Select all lines in the records that include "über".
Information shown start
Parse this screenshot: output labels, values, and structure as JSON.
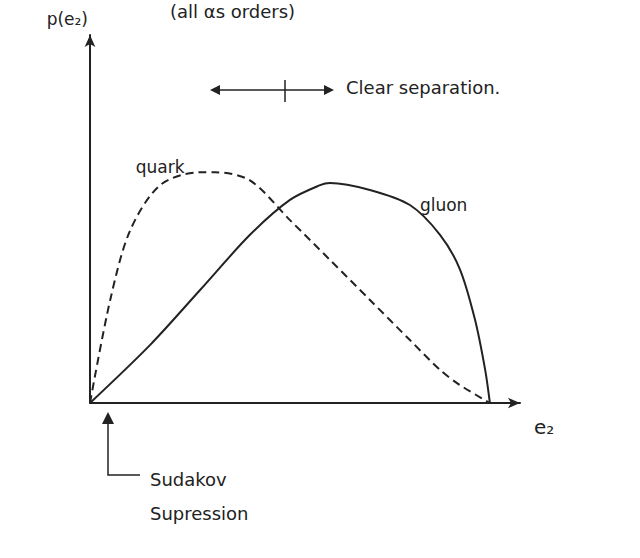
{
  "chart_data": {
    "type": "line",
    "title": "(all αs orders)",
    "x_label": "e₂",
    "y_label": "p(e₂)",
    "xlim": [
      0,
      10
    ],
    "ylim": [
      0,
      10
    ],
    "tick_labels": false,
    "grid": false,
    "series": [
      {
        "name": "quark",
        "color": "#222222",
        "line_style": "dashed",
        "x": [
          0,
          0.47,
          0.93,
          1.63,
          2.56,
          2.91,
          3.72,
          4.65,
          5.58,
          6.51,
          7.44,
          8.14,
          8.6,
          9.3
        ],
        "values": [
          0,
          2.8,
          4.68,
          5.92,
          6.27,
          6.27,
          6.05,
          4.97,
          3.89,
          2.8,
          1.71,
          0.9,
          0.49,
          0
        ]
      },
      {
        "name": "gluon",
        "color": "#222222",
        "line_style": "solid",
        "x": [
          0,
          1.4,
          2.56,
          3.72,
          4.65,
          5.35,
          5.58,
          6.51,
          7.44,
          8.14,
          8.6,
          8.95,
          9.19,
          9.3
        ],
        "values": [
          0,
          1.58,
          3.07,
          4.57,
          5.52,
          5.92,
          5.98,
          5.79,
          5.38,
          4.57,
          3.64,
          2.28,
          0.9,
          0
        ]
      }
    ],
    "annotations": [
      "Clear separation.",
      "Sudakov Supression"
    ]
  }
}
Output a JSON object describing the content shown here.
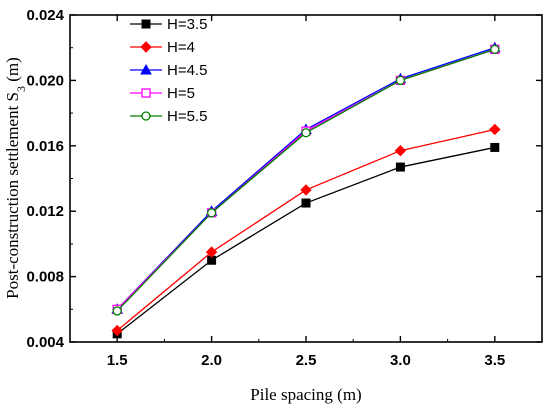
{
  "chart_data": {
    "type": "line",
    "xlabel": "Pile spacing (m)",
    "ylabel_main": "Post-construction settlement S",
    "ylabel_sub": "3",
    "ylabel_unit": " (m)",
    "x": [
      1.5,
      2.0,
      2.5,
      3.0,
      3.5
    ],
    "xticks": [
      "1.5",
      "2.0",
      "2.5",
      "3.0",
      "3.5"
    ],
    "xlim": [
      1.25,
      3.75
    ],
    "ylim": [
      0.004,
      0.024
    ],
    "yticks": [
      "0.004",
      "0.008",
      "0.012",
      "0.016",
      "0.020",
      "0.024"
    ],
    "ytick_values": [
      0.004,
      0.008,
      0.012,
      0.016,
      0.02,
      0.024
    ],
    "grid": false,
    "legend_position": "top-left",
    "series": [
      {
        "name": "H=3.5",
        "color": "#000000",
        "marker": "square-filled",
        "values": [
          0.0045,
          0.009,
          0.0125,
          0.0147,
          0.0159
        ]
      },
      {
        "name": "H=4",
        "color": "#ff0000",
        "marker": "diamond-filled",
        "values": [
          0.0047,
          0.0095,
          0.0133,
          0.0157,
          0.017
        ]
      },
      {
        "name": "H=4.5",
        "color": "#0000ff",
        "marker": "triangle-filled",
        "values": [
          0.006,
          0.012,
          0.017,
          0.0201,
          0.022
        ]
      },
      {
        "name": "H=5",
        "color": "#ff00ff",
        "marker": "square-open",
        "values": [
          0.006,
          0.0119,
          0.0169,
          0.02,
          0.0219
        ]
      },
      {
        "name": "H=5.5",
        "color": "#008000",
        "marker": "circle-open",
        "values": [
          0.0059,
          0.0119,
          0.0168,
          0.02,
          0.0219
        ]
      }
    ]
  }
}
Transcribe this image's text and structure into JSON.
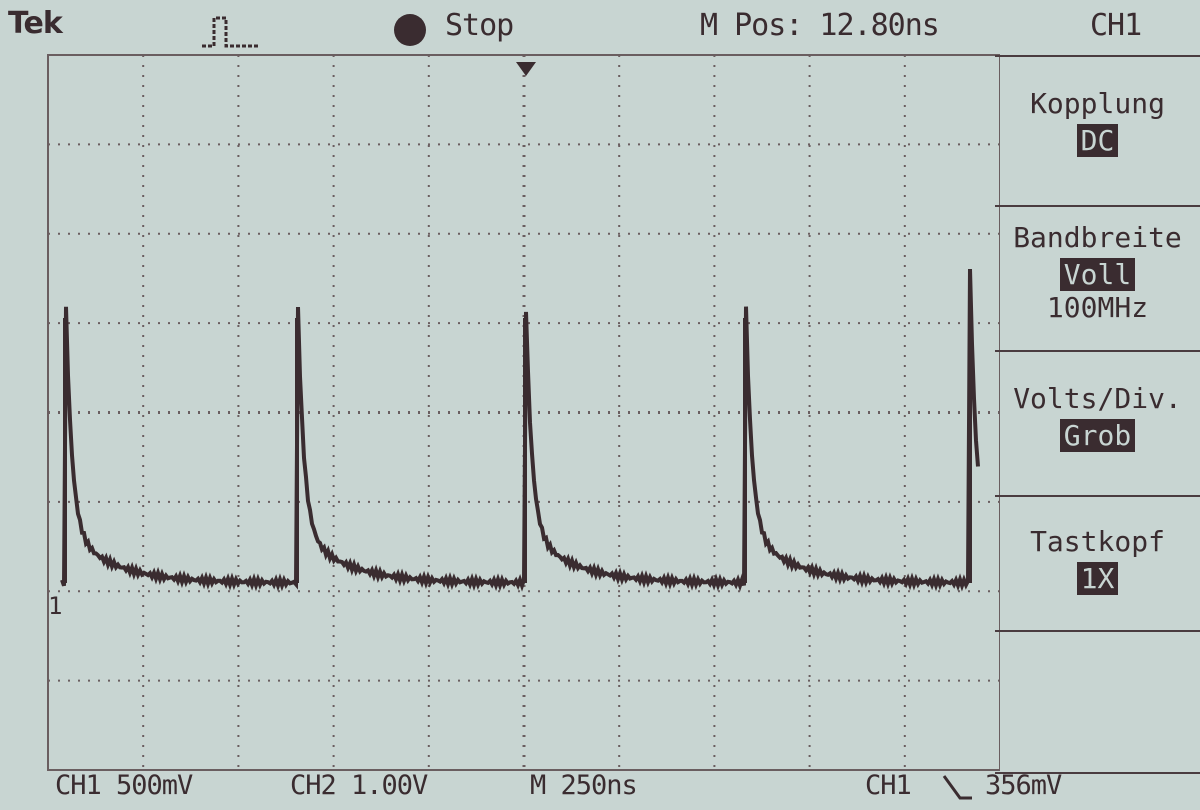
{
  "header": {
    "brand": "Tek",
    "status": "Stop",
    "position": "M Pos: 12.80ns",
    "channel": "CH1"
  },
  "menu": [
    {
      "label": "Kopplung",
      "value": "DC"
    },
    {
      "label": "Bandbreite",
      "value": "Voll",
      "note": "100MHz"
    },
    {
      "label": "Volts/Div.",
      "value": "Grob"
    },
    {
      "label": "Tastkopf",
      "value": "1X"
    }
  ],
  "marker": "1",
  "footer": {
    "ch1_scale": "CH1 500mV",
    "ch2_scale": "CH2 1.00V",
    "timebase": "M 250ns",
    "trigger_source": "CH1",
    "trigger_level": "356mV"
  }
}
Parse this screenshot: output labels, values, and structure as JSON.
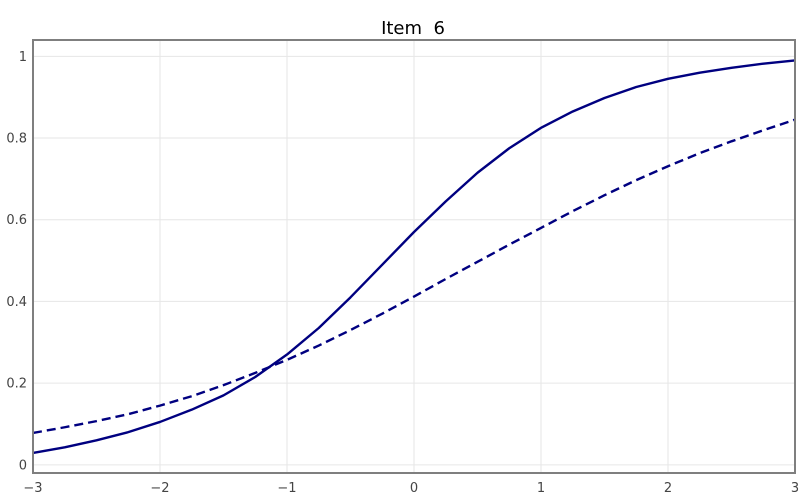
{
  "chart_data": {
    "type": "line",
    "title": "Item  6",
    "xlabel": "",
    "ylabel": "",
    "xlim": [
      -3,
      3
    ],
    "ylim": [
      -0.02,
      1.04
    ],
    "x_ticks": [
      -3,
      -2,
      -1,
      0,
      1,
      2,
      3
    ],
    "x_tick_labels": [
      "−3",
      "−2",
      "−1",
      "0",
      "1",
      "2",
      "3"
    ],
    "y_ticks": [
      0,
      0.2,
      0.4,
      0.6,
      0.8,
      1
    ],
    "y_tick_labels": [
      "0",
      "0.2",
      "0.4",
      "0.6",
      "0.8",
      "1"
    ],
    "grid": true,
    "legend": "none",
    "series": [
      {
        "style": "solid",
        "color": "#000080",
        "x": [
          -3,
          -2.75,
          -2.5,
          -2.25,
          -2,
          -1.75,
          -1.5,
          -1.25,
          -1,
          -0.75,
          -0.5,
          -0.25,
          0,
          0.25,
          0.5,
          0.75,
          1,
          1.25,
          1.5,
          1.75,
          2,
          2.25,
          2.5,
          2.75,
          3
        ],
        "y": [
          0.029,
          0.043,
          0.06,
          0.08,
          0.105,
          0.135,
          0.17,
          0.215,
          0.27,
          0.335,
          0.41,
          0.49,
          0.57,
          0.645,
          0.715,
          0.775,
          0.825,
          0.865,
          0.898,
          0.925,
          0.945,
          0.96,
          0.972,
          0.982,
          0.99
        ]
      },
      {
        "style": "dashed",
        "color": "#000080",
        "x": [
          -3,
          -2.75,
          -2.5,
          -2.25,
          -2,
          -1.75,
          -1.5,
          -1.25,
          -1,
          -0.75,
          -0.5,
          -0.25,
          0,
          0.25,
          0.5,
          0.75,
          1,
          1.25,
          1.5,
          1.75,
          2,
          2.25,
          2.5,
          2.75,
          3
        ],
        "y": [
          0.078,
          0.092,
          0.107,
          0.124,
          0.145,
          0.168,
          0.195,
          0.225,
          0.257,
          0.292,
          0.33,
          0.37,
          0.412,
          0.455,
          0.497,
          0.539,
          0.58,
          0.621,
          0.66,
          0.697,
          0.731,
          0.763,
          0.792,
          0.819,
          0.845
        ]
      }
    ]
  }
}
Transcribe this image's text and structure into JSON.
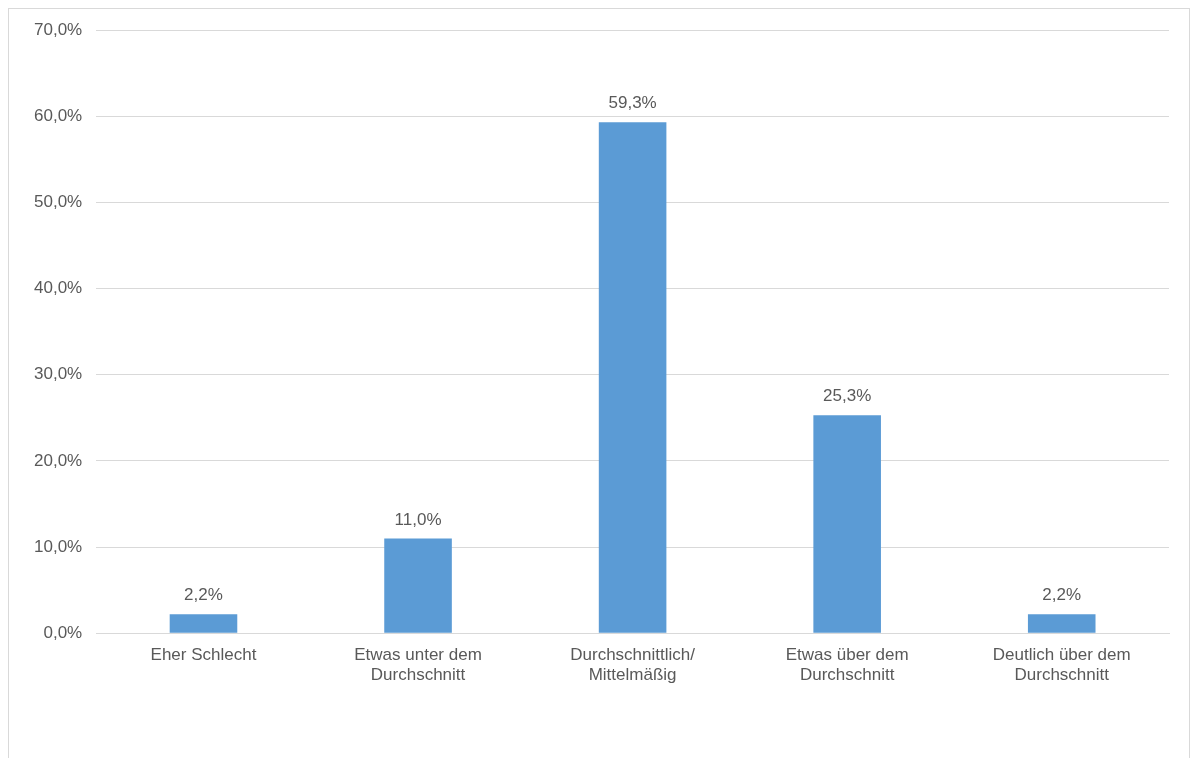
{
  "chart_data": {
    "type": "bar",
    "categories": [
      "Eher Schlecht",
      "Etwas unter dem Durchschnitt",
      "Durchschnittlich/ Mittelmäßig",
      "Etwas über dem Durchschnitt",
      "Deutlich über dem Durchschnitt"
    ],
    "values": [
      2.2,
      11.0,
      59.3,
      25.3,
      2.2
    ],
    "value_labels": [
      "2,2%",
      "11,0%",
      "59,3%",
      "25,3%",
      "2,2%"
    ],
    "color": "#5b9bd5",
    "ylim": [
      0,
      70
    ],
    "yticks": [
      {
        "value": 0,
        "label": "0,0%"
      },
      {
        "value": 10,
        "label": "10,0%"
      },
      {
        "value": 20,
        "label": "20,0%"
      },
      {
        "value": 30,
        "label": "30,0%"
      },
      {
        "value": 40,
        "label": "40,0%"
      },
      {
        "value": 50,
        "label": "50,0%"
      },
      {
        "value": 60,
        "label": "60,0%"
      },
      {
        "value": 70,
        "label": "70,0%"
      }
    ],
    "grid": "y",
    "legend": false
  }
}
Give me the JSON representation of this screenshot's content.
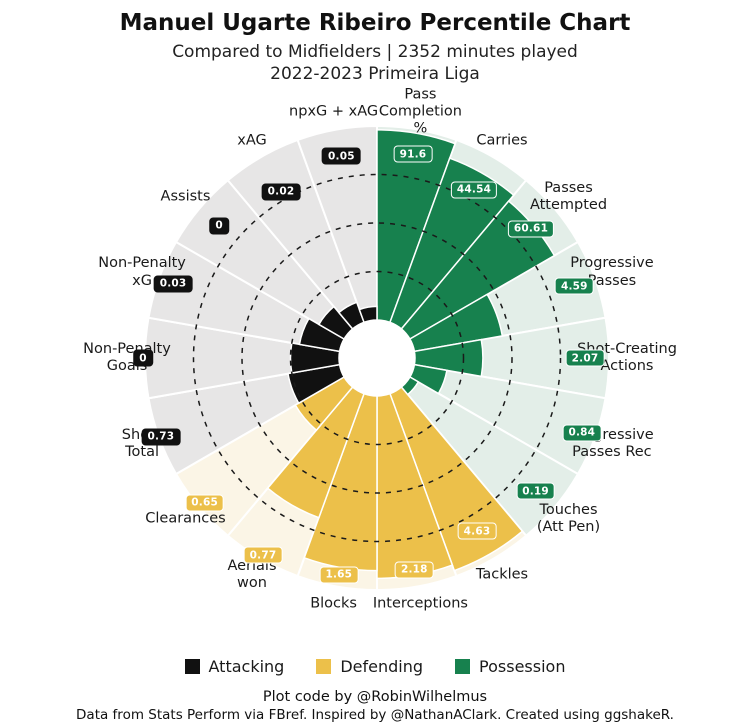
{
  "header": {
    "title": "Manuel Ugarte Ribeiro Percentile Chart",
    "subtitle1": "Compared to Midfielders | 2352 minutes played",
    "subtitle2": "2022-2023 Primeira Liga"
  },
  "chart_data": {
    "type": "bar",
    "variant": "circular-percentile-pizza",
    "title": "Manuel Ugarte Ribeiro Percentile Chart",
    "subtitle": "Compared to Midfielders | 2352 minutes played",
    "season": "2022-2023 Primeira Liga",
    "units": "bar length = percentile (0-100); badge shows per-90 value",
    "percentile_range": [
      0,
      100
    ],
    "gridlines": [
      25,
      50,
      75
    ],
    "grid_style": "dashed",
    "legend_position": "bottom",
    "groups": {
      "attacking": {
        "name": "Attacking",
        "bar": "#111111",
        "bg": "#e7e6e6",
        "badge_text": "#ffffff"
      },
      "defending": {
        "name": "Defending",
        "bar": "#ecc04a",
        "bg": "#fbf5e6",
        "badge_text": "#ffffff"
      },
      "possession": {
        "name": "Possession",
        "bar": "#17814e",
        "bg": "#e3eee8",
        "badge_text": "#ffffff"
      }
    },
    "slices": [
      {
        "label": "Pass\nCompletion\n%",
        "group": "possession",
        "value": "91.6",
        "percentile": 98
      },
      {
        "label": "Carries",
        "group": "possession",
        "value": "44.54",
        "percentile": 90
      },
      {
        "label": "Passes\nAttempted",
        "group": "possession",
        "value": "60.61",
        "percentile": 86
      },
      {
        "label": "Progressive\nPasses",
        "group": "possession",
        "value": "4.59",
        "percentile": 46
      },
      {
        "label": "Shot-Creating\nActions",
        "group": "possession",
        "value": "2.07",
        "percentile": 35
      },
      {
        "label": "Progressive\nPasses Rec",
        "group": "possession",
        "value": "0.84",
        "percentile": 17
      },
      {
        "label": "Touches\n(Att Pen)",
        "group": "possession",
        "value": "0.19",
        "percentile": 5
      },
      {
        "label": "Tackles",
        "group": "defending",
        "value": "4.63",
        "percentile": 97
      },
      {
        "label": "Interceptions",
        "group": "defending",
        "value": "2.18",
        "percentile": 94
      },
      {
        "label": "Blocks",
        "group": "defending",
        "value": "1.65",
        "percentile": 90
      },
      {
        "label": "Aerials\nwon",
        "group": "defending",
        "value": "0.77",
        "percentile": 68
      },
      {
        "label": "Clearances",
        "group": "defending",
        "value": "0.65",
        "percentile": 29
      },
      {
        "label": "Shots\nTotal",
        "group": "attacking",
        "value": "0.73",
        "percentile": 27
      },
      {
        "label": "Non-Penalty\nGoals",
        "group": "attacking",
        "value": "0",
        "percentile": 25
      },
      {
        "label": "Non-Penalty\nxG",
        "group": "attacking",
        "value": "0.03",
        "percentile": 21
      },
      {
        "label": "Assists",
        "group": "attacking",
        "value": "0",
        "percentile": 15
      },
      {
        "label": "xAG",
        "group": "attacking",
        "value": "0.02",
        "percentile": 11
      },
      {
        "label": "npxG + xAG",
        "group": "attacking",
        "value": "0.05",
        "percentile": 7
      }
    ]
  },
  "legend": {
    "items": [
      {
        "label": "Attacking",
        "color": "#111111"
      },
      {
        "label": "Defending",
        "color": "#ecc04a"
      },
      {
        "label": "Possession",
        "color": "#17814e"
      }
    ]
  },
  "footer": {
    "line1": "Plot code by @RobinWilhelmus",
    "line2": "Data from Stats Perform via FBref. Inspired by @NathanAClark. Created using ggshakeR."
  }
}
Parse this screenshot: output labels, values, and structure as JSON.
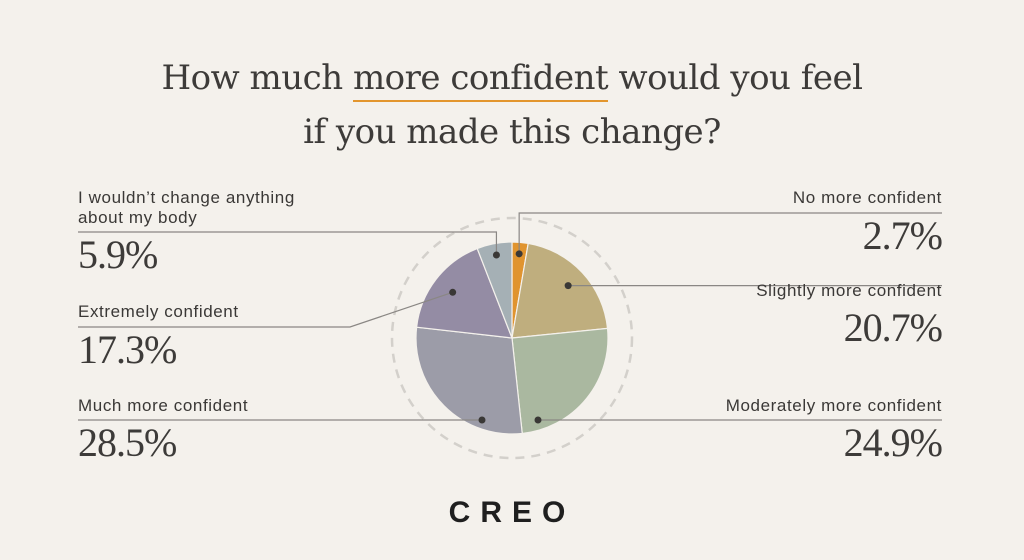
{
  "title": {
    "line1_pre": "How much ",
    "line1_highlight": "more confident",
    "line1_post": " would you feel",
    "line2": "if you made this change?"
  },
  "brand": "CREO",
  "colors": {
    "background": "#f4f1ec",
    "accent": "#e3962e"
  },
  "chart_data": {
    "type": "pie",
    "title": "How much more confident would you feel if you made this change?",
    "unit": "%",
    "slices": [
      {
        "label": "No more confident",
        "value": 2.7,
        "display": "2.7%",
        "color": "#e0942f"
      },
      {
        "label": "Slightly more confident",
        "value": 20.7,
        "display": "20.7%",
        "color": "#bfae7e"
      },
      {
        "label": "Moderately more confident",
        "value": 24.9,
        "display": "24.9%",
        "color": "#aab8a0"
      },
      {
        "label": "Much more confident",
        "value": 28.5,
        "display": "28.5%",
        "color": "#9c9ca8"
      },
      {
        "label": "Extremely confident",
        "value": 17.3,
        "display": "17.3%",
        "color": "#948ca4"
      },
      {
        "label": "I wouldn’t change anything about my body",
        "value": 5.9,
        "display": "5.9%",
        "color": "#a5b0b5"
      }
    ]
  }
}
Information shown end
» Result for this exercise
      "Etwas über dem Durchschnitt",
      "Deutlich über dem Durchschnitt"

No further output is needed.